# WHAT IS EXPECTED
Without omitting anything, retype the data that follows.

# PROVIDED RECORDS

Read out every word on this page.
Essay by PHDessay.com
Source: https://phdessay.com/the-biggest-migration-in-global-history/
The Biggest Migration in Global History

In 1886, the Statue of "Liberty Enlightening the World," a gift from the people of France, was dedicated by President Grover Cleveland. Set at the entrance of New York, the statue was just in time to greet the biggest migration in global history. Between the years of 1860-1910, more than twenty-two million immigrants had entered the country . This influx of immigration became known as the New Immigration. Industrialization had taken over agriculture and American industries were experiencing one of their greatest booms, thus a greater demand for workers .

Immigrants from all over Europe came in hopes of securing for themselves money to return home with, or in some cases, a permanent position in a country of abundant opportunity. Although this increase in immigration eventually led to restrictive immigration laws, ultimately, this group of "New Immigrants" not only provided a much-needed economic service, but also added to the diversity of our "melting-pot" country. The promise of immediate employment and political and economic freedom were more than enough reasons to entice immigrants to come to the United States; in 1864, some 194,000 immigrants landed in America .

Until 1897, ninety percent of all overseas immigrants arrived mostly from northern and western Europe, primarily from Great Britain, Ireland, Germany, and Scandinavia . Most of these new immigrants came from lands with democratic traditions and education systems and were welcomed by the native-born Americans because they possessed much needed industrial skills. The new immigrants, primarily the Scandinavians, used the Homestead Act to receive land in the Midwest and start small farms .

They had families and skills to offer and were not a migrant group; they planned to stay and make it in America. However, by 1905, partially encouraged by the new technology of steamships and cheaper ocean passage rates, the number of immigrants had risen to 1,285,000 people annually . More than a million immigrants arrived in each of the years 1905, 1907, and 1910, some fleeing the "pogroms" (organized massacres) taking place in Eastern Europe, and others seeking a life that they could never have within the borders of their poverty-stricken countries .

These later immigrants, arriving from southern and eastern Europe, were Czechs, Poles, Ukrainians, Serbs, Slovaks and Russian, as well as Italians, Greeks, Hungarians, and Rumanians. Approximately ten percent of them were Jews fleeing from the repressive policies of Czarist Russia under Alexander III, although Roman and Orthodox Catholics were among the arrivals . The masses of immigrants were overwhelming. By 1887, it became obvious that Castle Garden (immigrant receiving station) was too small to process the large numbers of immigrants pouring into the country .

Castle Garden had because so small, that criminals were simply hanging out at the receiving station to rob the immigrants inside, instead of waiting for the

# TASK RESULT
Read out every word on this page.
Essay by PHDessay.com
Source: https://phdessay.com/the-biggest-migration-in-global-history/
The Biggest Migration in Global History

In 1886, the Statue of "Liberty Enlightening the World," a gift from the people of France, was dedicated by President Grover Cleveland. Set at the entrance of New York, the statue was just in time to greet the biggest migration in global history. Between the years of 1860-1910, more than twenty-two million immigrants had entered the country . This influx of immigration became known as the New Immigration. Industrialization had taken over agriculture and American industries were experiencing one of their greatest booms, thus a greater demand for workers .

Immigrants from all over Europe came in hopes of securing for themselves money to return home with, or in some cases, a permanent position in a country of abundant opportunity. Although this increase in immigration eventually led to restrictive immigration laws, ultimately, this group of "New Immigrants" not only provided a much-needed economic service, but also added to the diversity of our "melting-pot" country. The promise of immediate employment and political and economic freedom were more than enough reasons to entice immigrants to come to the United States; in 1864, some 194,000 immigrants landed in America .

Until 1897, ninety percent of all overseas immigrants arrived mostly from northern and western Europe, primarily from Great Britain, Ireland, Germany, and Scandinavia . Most of these new immigrants came from lands with democratic traditions and education systems and were welcomed by the native-born Americans because they possessed much needed industrial skills. The new immigrants, primarily the Scandinavians, used the Homestead Act to receive land in the Midwest and start small farms .

They had families and skills to offer and were not a migrant group; they planned to stay and make it in America. However, by 1905, partially encouraged by the new technology of steamships and cheaper ocean passage rates, the number of immigrants had risen to 1,285,000 people annually . More than a million immigrants arrived in each of the years 1905, 1907, and 1910, some fleeing the "pogroms" (organized massacres) taking place in Eastern Europe, and others seeking a life that they could never have within the borders of their poverty-stricken countries .

These later immigrants, arriving from southern and eastern Europe, were Czechs, Poles, Ukrainians, Serbs, Slovaks and Russian, as well as Italians, Greeks, Hungarians, and Rumanians. Approximately ten percent of them were Jews fleeing from the repressive policies of Czarist Russia under Alexander III, although Roman and Orthodox Catholics were among the arrivals . The masses of immigrants were overwhelming. By 1887, it became obvious that Castle Garden (immigrant receiving station) was too small to process the large numbers of immigrants pouring into the country .

Castle Garden had because so small, that criminals were simply hanging out at the receiving station to rob the immigrants inside, instead of waiting for the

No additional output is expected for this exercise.